§ TASK DESCRIPTION
Extract every line of the items below and repeat each one word for word. Leave out the picture lines.

§ Items from a data source
— start —

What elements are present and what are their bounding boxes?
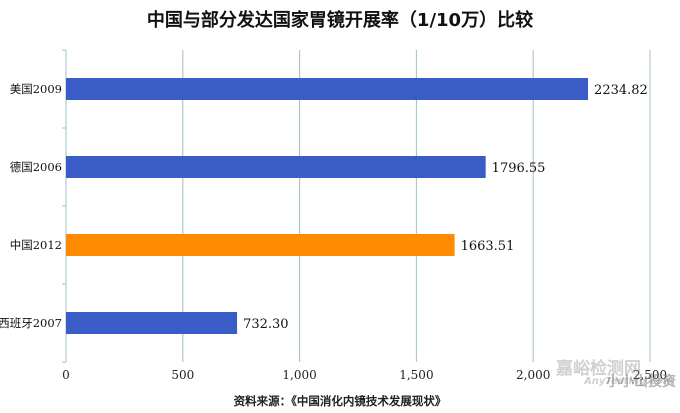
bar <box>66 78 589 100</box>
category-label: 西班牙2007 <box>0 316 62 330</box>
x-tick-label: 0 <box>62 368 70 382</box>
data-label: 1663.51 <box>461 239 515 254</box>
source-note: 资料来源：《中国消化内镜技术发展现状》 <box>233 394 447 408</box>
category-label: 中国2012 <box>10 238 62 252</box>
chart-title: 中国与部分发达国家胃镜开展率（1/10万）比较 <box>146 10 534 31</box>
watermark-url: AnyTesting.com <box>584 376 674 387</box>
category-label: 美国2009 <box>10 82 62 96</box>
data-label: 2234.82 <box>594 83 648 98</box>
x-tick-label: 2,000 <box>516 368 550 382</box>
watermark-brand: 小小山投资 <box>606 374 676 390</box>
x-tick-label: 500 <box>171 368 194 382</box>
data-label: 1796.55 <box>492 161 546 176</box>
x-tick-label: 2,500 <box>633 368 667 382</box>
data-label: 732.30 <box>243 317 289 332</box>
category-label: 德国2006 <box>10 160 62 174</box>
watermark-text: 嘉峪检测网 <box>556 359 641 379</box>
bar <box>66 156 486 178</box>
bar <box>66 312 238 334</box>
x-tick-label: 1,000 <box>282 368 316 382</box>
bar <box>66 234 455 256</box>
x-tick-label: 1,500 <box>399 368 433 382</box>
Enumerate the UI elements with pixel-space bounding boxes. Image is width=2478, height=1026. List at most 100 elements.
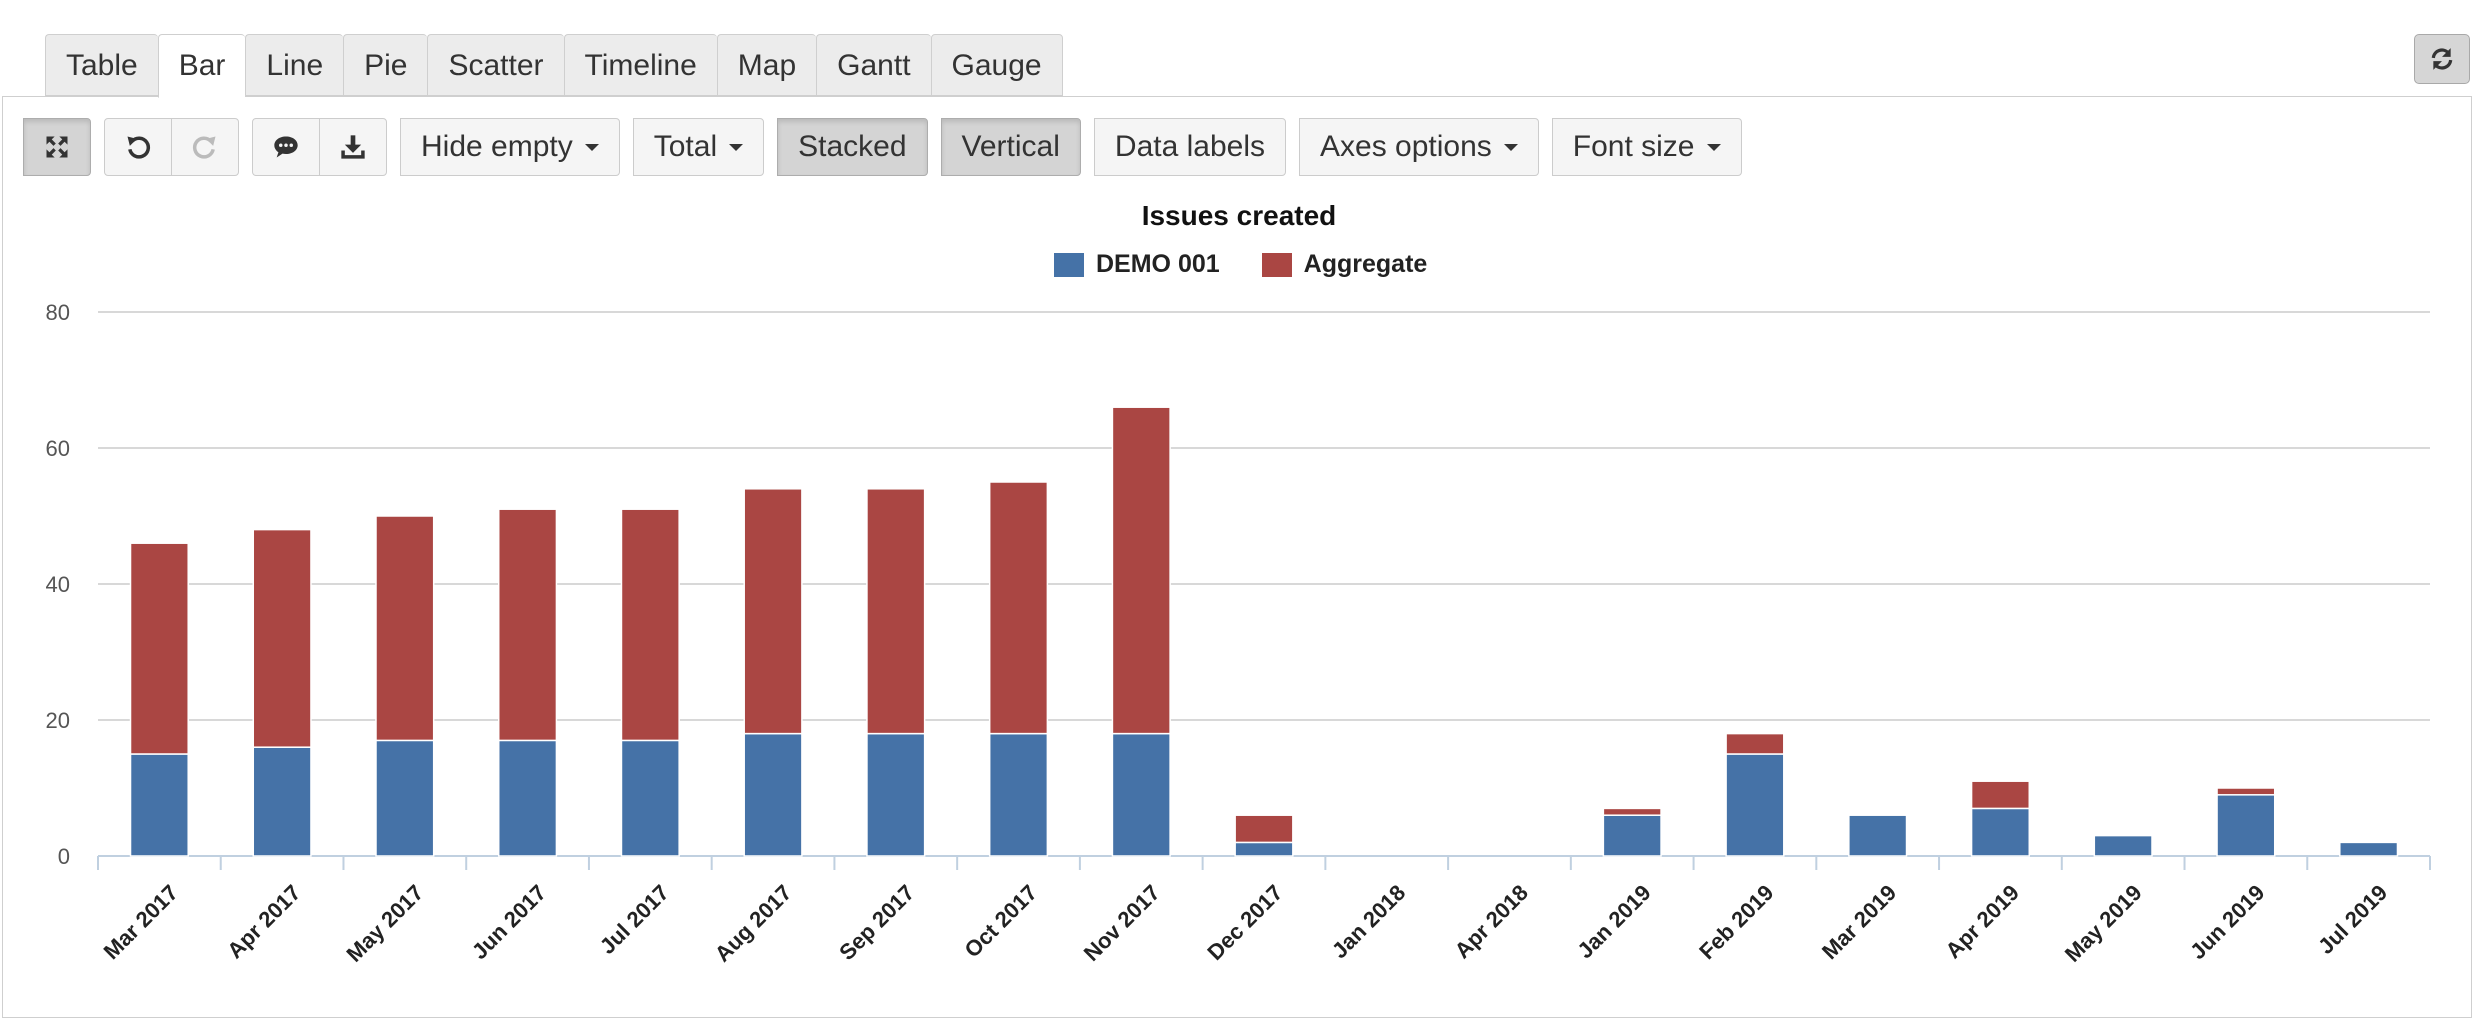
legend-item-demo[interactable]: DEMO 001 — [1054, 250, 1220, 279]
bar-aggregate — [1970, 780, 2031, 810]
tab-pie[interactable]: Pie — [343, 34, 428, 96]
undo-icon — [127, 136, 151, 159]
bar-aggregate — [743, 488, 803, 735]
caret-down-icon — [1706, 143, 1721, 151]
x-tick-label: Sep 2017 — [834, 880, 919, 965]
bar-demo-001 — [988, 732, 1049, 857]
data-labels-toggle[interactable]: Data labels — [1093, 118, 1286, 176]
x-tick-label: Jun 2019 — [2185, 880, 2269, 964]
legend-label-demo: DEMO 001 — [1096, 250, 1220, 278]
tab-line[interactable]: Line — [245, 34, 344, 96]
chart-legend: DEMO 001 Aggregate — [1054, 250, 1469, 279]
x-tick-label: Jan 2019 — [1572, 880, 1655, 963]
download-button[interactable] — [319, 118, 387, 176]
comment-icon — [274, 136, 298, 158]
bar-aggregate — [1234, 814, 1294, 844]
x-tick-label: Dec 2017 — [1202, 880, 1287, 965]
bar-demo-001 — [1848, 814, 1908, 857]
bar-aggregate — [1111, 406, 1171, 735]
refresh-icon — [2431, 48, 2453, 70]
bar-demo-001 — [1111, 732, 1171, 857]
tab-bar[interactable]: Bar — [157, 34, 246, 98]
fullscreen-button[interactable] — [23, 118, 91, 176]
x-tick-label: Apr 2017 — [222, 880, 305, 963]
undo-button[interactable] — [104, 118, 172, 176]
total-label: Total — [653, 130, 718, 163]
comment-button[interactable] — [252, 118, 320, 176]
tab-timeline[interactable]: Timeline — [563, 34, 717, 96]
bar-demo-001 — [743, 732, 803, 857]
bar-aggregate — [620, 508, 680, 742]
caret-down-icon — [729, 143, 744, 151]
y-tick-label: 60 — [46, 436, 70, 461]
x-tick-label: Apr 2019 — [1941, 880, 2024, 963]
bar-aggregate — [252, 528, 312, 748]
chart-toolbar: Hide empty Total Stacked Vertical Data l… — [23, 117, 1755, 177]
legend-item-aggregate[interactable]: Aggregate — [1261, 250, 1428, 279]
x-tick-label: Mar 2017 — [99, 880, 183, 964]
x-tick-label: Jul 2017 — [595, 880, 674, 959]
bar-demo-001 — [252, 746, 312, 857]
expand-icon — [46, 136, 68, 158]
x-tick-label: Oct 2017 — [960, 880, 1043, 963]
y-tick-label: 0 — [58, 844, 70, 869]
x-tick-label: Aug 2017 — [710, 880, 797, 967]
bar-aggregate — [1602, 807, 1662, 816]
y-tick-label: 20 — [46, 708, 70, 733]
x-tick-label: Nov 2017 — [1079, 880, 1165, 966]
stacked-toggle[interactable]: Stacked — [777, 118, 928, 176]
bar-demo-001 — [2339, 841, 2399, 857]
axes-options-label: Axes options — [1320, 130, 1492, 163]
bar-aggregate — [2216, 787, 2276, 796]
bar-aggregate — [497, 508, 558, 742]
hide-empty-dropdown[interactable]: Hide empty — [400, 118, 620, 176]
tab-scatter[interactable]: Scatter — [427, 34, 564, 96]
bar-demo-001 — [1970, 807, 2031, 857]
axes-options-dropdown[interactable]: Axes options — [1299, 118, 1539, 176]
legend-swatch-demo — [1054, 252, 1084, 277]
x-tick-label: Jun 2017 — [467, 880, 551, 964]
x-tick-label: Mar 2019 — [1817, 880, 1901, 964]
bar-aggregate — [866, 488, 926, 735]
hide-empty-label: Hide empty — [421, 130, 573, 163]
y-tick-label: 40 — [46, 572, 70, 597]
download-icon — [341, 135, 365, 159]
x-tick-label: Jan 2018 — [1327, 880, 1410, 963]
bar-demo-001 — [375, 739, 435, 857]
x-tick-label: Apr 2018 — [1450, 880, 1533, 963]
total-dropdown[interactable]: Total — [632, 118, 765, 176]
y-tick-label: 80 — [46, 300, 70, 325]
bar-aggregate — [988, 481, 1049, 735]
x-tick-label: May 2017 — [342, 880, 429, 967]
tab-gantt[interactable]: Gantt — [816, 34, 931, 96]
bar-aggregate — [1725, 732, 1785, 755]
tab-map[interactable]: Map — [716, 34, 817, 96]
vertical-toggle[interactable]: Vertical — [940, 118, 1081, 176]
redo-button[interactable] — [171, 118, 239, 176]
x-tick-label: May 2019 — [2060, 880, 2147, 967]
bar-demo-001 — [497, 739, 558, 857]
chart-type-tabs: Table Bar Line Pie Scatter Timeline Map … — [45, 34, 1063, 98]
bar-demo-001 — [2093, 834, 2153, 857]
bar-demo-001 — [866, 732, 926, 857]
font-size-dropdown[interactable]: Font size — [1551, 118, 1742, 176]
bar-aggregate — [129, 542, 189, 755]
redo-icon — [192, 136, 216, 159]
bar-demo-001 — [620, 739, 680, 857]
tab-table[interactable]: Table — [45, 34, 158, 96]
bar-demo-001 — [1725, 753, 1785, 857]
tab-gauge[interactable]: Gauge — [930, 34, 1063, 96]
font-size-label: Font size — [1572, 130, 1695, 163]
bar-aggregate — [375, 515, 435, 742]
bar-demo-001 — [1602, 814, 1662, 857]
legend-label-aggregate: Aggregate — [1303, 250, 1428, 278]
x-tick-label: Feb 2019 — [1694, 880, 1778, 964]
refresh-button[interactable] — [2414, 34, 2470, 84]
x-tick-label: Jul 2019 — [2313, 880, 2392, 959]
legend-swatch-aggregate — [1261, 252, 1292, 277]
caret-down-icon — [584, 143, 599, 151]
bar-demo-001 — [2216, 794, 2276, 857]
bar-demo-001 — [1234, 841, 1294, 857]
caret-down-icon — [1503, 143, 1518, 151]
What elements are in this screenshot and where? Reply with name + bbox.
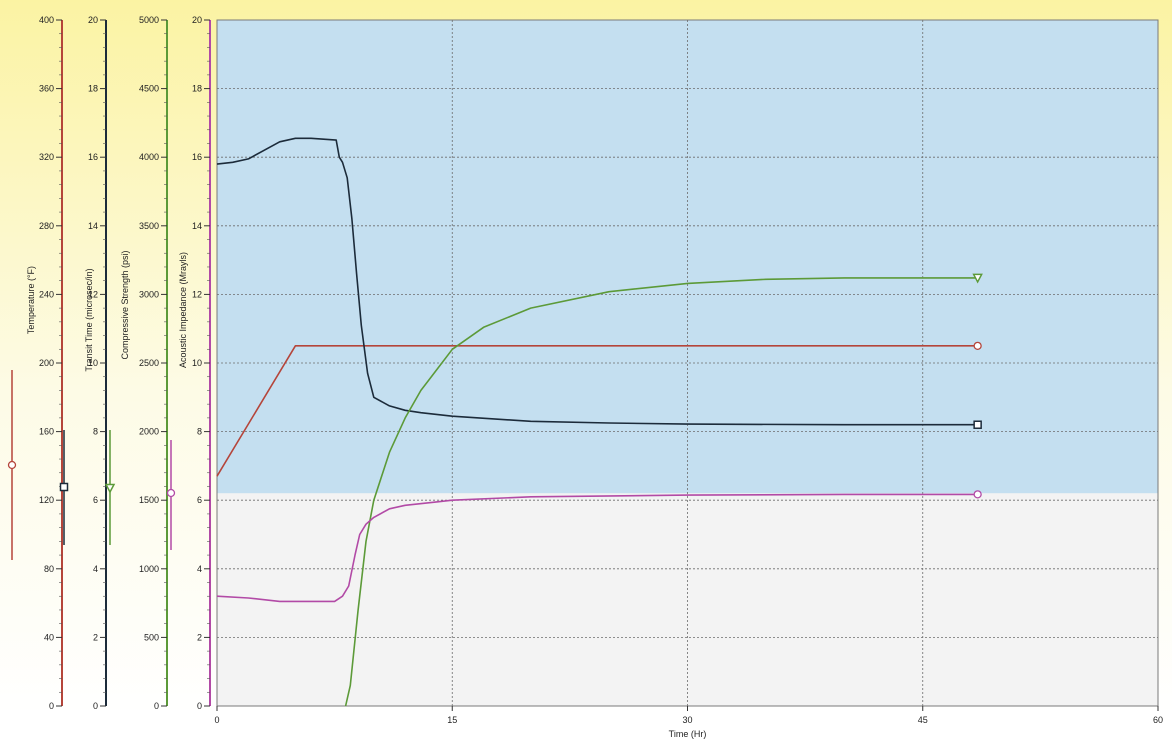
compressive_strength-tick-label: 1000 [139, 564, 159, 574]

— end —

§ ANSWER TO THE EXERCISE
What elements are present and what are their bounding boxes?
bar <box>66 78 589 100</box>
category-label: 西班牙2007 <box>0 316 62 330</box>
x-tick-label: 0 <box>62 368 70 382</box>
data-label: 1663.51 <box>461 239 515 254</box>
source-note: 资料来源：《中国消化内镜技术发展现状》 <box>233 394 447 408</box>
category-label: 中国2012 <box>10 238 62 252</box>
chart-title: 中国与部分发达国家胃镜开展率（1/10万）比较 <box>146 10 534 31</box>
watermark-url: AnyTesting.com <box>584 376 674 387</box>
category-label: 美国2009 <box>10 82 62 96</box>
data-label: 2234.82 <box>594 83 648 98</box>
x-tick-label: 2,000 <box>516 368 550 382</box>
watermark-brand: 小小山投资 <box>606 374 676 390</box>
x-tick-label: 500 <box>171 368 194 382</box>
data-label: 1796.55 <box>492 161 546 176</box>
x-tick-label: 2,500 <box>633 368 667 382</box>
data-label: 732.30 <box>243 317 289 332</box>
category-label: 德国2006 <box>10 160 62 174</box>
watermark-text: 嘉峪检测网 <box>556 359 641 379</box>
bar <box>66 156 486 178</box>
bar <box>66 312 238 334</box>
x-tick-label: 1,000 <box>282 368 316 382</box>
bar <box>66 234 455 256</box>
x-tick-label: 1,500 <box>399 368 433 382</box>
Enumerate the UI elements with pixel-space bounding boxes. Image is width=2478, height=1026. List at most 100 elements.
legend-item-demo[interactable]: DEMO 001 — [1054, 250, 1220, 279]
bar-aggregate — [1970, 780, 2031, 810]
tab-pie[interactable]: Pie — [343, 34, 428, 96]
undo-icon — [127, 136, 151, 159]
bar-aggregate — [743, 488, 803, 735]
caret-down-icon — [1706, 143, 1721, 151]
x-tick-label: Sep 2017 — [834, 880, 919, 965]
bar-demo-001 — [988, 732, 1049, 857]
data-labels-toggle[interactable]: Data labels — [1093, 118, 1286, 176]
x-tick-label: Jun 2019 — [2185, 880, 2269, 964]
legend-label-demo: DEMO 001 — [1096, 250, 1220, 278]
tab-line[interactable]: Line — [245, 34, 344, 96]
chart-legend: DEMO 001 Aggregate — [1054, 250, 1469, 279]
x-tick-label: Jan 2019 — [1572, 880, 1655, 963]
download-button[interactable] — [319, 118, 387, 176]
comment-icon — [274, 136, 298, 158]
bar-aggregate — [1234, 814, 1294, 844]
x-tick-label: Dec 2017 — [1202, 880, 1287, 965]
bar-demo-001 — [1848, 814, 1908, 857]
bar-aggregate — [1111, 406, 1171, 735]
refresh-icon — [2431, 48, 2453, 70]
bar-demo-001 — [1111, 732, 1171, 857]
tab-bar[interactable]: Bar — [157, 34, 246, 98]
fullscreen-button[interactable] — [23, 118, 91, 176]
x-tick-label: Apr 2017 — [222, 880, 305, 963]
undo-button[interactable] — [104, 118, 172, 176]
total-label: Total — [653, 130, 718, 163]
comment-button[interactable] — [252, 118, 320, 176]
tab-timeline[interactable]: Timeline — [563, 34, 717, 96]
bar-demo-001 — [743, 732, 803, 857]
bar-aggregate — [620, 508, 680, 742]
caret-down-icon — [729, 143, 744, 151]
y-tick-label: 60 — [46, 436, 70, 461]
x-tick-label: Apr 2019 — [1941, 880, 2024, 963]
bar-aggregate — [252, 528, 312, 748]
chart-toolbar: Hide empty Total Stacked Vertical Data l… — [23, 117, 1755, 177]
legend-item-aggregate[interactable]: Aggregate — [1261, 250, 1428, 279]
x-tick-label: Mar 2017 — [99, 880, 183, 964]
x-tick-label: Jul 2017 — [595, 880, 674, 959]
bar-demo-001 — [252, 746, 312, 857]
expand-icon — [46, 136, 68, 158]
x-tick-label: Oct 2017 — [960, 880, 1043, 963]
y-tick-label: 0 — [58, 844, 70, 869]
x-tick-label: Aug 2017 — [710, 880, 797, 967]
bar-aggregate — [1602, 807, 1662, 816]
y-tick-label: 20 — [46, 708, 70, 733]
x-tick-label: Nov 2017 — [1079, 880, 1165, 966]
stacked-toggle[interactable]: Stacked — [777, 118, 928, 176]
bar-demo-001 — [2339, 841, 2399, 857]
axes-options-label: Axes options — [1320, 130, 1492, 163]
bar-aggregate — [2216, 787, 2276, 796]
bar-aggregate — [497, 508, 558, 742]
hide-empty-dropdown[interactable]: Hide empty — [400, 118, 620, 176]
tab-scatter[interactable]: Scatter — [427, 34, 564, 96]
bar-demo-001 — [1970, 807, 2031, 857]
axes-options-dropdown[interactable]: Axes options — [1299, 118, 1539, 176]
legend-swatch-demo — [1054, 252, 1084, 277]
x-tick-label: Jun 2017 — [467, 880, 551, 964]
x-tick-label: Mar 2019 — [1817, 880, 1901, 964]
bar-aggregate — [866, 488, 926, 735]
hide-empty-label: Hide empty — [421, 130, 573, 163]
y-tick-label: 40 — [46, 572, 70, 597]
download-icon — [341, 135, 365, 159]
x-tick-label: Jan 2018 — [1327, 880, 1410, 963]
bar-demo-001 — [375, 739, 435, 857]
x-tick-label: Apr 2018 — [1450, 880, 1533, 963]
total-dropdown[interactable]: Total — [632, 118, 765, 176]
y-tick-label: 80 — [46, 300, 70, 325]
bar-aggregate — [988, 481, 1049, 735]
x-tick-label: May 2017 — [342, 880, 429, 967]
tab-gantt[interactable]: Gantt — [816, 34, 931, 96]
bar-aggregate — [1725, 732, 1785, 755]
tab-map[interactable]: Map — [716, 34, 817, 96]
vertical-toggle[interactable]: Vertical — [940, 118, 1081, 176]
redo-button[interactable] — [171, 118, 239, 176]
x-tick-label: May 2019 — [2060, 880, 2147, 967]
bar-demo-001 — [497, 739, 558, 857]
chart-type-tabs: Table Bar Line Pie Scatter Timeline Map … — [45, 34, 1063, 98]
bar-demo-001 — [2093, 834, 2153, 857]
bar-demo-001 — [866, 732, 926, 857]
font-size-dropdown[interactable]: Font size — [1551, 118, 1742, 176]
bar-aggregate — [129, 542, 189, 755]
redo-icon — [192, 136, 216, 159]
bar-demo-001 — [620, 739, 680, 857]
tab-table[interactable]: Table — [45, 34, 158, 96]
bar-demo-001 — [1725, 753, 1785, 857]
tab-gauge[interactable]: Gauge — [930, 34, 1063, 96]
font-size-label: Font size — [1572, 130, 1695, 163]
bar-aggregate — [375, 515, 435, 742]
bar-demo-001 — [1602, 814, 1662, 857]
legend-label-aggregate: Aggregate — [1303, 250, 1428, 278]
x-tick-label: Feb 2019 — [1694, 880, 1778, 964]
refresh-button[interactable] — [2414, 34, 2470, 84]
x-tick-label: Jul 2019 — [2313, 880, 2392, 959]
legend-swatch-aggregate — [1261, 252, 1292, 277]
caret-down-icon — [584, 143, 599, 151]
bar-demo-001 — [2216, 794, 2276, 857]
bar-demo-001 — [1234, 841, 1294, 857]
caret-down-icon — [1503, 143, 1518, 151]
What elements are in this screenshot and where? Reply with name + bbox.
compressive_strength-tick-label: 1000 [139, 564, 159, 574]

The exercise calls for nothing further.